### [PROMPT A]
In the home-office text, what position does Steve Thomas hold?
### [PROMPT B]
In the home-office text, reproduce the passage from "Find the best" up to and including "as a workstation.", substituting "work area" for "workstation".
>> start SELECTED EXTRACT
Portions of living areas have morphed into zoom rooms and offices and dining tables have been annexed as workstations with the detritus of all this work having become a permanent fixture in most homes.
We are all now starting to come to terms with the fact that life will not return to the previous ‘normal’ any time soon and that many of us will continue to work from home for the foreseeable future – or even permanently.
And, with remote working no longer being a temporary measure, many people are feeling the need to formalise their home offices, to reclaim our homes and to reinstate a definite line between home and work life.
Steve Thomas, secure estate specialist for Lew Geffen Sotheby’s International Realty in Constantiaberg, says that with a little imagination, reorganization and inspiration, it’s possible to create an effective and efficient workspace and re-establish the necessary boundaries between home and work life.
He suggests the following practical steps:
Identify what you need – For instance, you might require only a small desk for your laptop or you might need to add a larger table or workspace for artwork or large documents.
Find the best location – When space is tight and you don’t have an unused bedroom to annex, you have to think creatively about your office space – and the available space. Is there an unused corner in one of the larger rooms or do you have a cupboard that has enough space for a small desk? Even the space under the stairs can be effectively used as a workstation.
Prioritise comfort and back support – If your budget stretches to a decent office chair it’s well worth the investment. Yes, it’s easier to simply grab a dining chair, but back support is really important if you are spending hours at your desk and want to avoid future back and posture problems. Consider it an investment in yourself.
Increase your privacy – If you have set up office in a corner or portion of a room, it’s a great idea to use a room divider or even a curtain on a railing to give you the privacy you need and to shield you from distractions.
>> end SELECTED EXTRACT
>> start RECORDED INFORMATION
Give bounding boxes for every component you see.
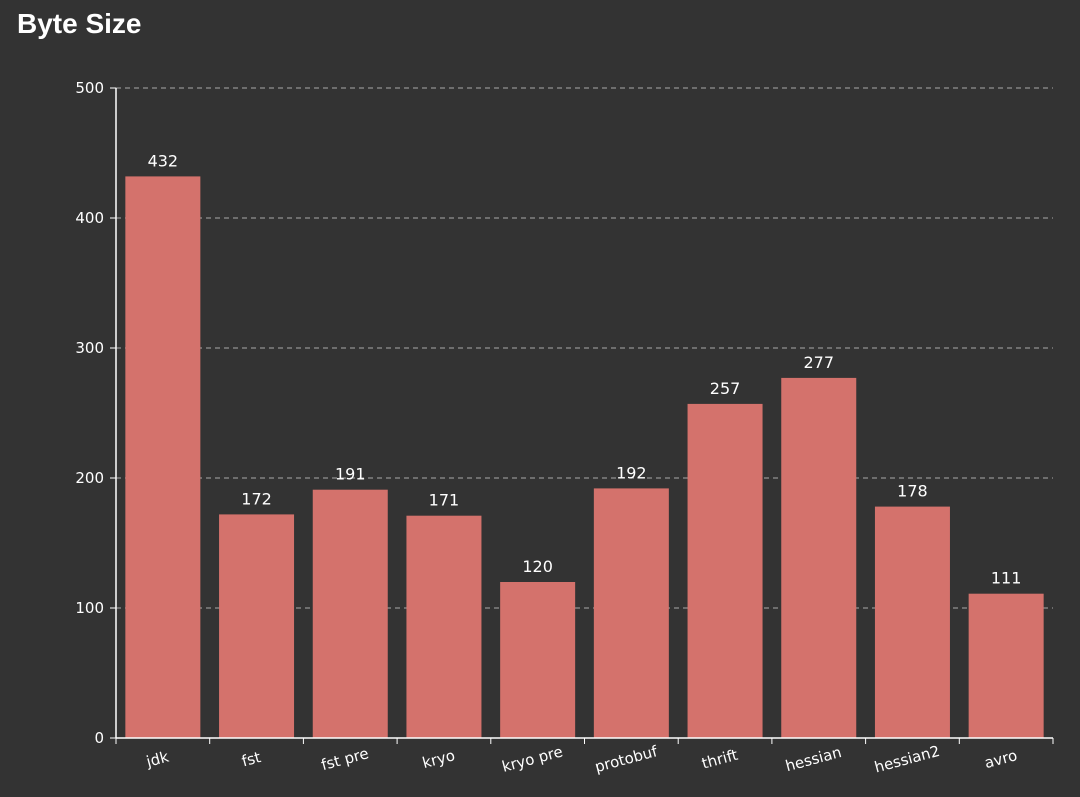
>> end RECORDED INFORMATION
### [COMPLETE OUTPUT A]
He is a secure estate specialist for Lew Geffen Sotheby’s International Realty in Constantiaberg.

### [COMPLETE OUTPUT B]
Find the best location – When space is tight and you don’t have an unused bedroom to annex, you have to think creatively about your office space – and the available space. Is there an unused corner in one of the larger rooms or do you have a cupboard that has enough space for a small desk? Even the space under the stairs can be effectively used as a work area.